=== Given records ===

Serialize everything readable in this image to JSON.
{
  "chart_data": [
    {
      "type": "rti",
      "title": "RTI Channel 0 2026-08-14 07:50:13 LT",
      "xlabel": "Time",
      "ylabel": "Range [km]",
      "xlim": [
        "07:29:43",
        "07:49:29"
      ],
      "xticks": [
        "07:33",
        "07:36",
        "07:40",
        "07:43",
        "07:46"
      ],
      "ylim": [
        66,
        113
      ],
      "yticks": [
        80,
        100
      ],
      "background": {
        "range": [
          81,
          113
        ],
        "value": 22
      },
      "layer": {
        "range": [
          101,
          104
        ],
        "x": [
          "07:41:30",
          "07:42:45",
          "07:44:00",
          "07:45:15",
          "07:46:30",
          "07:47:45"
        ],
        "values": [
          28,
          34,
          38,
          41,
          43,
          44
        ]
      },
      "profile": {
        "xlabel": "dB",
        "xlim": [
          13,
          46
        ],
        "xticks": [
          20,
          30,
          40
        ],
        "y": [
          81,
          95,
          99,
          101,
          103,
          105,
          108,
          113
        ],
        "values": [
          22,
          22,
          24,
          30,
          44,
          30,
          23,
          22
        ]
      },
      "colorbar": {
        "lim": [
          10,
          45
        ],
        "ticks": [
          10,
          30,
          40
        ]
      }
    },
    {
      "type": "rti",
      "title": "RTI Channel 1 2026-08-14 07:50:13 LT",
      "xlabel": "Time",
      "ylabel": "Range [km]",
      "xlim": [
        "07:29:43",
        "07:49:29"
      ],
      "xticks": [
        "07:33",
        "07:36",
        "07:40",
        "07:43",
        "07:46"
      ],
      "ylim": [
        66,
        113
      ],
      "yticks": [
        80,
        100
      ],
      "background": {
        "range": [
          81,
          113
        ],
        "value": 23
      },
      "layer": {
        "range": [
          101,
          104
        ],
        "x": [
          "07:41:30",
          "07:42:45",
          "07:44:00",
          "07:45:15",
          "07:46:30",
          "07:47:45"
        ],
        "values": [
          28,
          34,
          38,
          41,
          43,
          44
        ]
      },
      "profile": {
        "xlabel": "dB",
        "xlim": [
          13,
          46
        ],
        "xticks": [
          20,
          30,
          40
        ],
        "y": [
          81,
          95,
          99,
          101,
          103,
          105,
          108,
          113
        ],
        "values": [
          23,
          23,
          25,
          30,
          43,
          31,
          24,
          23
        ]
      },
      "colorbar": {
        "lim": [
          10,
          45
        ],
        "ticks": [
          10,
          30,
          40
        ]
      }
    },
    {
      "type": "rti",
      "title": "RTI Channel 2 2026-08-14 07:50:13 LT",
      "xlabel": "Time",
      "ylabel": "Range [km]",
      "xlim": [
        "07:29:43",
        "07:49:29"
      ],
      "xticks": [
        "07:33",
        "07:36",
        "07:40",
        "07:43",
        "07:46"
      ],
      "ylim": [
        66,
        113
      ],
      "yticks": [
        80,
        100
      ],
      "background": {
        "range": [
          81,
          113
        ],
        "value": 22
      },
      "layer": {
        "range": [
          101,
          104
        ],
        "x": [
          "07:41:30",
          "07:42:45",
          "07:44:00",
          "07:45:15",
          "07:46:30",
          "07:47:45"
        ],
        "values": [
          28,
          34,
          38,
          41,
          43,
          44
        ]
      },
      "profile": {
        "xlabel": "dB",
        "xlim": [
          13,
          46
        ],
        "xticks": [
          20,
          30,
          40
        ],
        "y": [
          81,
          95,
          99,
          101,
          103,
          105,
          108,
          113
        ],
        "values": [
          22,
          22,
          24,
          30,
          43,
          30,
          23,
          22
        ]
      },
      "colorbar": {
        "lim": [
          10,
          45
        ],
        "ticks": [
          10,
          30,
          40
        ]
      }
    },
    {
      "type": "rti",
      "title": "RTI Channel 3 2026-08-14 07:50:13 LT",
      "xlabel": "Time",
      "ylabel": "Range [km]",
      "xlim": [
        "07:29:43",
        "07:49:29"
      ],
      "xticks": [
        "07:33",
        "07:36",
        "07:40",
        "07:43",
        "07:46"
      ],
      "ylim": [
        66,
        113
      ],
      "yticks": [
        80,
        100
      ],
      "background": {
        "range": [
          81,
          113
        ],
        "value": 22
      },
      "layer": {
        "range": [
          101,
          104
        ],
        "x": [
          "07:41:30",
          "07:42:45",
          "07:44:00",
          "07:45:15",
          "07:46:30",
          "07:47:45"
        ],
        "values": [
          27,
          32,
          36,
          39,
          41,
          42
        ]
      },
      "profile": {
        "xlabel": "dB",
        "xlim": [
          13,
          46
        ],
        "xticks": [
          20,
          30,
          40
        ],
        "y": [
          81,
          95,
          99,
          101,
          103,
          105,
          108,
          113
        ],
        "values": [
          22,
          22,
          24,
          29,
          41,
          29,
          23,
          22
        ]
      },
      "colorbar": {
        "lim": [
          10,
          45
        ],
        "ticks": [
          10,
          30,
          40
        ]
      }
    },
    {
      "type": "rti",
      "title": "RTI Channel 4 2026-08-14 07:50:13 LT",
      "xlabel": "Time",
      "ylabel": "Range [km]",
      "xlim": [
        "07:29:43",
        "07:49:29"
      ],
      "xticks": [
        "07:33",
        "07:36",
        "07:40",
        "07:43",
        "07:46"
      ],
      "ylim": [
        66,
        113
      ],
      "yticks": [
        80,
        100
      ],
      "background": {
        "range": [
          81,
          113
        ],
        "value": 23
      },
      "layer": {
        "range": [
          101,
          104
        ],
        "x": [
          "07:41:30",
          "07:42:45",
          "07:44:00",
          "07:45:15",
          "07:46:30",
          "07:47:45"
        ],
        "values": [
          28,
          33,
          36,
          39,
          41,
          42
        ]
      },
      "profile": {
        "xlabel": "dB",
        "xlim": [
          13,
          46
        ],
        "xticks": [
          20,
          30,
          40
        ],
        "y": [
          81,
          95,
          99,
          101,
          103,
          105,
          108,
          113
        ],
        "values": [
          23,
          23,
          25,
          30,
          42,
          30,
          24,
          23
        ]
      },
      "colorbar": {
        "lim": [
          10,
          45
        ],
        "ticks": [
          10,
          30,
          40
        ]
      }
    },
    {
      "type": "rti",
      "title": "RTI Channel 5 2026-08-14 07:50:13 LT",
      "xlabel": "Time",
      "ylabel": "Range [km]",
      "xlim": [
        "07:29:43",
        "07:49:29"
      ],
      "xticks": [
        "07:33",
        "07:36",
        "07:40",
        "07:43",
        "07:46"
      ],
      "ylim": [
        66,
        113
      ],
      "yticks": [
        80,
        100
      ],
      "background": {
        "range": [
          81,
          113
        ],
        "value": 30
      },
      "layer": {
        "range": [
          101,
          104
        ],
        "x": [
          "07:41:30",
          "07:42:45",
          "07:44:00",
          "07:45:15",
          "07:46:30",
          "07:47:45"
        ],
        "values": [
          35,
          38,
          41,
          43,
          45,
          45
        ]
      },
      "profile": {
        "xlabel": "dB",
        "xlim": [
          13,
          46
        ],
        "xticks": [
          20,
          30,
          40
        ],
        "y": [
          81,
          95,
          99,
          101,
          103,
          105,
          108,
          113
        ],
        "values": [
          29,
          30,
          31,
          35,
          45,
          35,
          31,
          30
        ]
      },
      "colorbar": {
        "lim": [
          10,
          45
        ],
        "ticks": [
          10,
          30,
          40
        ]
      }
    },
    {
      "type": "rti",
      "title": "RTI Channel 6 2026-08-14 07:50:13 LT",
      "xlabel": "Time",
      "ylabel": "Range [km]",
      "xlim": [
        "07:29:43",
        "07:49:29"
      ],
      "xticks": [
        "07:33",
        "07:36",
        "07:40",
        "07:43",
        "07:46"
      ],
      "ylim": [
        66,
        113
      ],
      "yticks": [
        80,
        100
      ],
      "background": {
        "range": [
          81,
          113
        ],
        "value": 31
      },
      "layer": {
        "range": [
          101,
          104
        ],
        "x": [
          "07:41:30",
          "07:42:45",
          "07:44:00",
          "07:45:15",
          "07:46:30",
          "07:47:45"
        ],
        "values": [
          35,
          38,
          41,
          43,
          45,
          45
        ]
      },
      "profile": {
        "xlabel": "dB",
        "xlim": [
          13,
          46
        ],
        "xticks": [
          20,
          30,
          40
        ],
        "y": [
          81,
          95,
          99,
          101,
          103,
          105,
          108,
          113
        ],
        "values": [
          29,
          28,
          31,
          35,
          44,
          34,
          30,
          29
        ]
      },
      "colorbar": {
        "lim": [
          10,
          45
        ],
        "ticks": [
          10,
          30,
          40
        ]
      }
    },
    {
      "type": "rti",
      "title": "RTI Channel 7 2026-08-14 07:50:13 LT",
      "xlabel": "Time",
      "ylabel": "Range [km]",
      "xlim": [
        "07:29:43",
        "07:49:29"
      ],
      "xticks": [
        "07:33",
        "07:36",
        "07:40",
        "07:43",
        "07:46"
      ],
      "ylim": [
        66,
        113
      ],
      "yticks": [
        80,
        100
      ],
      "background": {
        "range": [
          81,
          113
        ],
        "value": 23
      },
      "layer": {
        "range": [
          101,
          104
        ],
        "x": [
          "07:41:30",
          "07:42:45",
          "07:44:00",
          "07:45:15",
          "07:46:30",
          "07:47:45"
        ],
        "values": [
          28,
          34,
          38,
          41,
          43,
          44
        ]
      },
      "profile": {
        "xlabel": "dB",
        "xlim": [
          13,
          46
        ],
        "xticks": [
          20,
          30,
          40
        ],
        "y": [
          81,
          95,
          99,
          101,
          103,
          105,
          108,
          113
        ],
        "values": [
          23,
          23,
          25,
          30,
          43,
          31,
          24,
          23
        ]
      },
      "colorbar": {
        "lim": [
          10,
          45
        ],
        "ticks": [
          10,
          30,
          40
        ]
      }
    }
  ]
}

===

» **Task instructions**:
Look through the data above. Each line containing the word "Channel" needs to be copied.

» **Completed exercise**:
      "title": "RTI Channel 0 2026-08-14 07:50:13 LT",
      "title": "RTI Channel 1 2026-08-14 07:50:13 LT",
      "title": "RTI Channel 2 2026-08-14 07:50:13 LT",
      "title": "RTI Channel 3 2026-08-14 07:50:13 LT",
      "title": "RTI Channel 4 2026-08-14 07:50:13 LT",
      "title": "RTI Channel 5 2026-08-14 07:50:13 LT",
      "title": "RTI Channel 6 2026-08-14 07:50:13 LT",
      "title": "RTI Channel 7 2026-08-14 07:50:13 LT",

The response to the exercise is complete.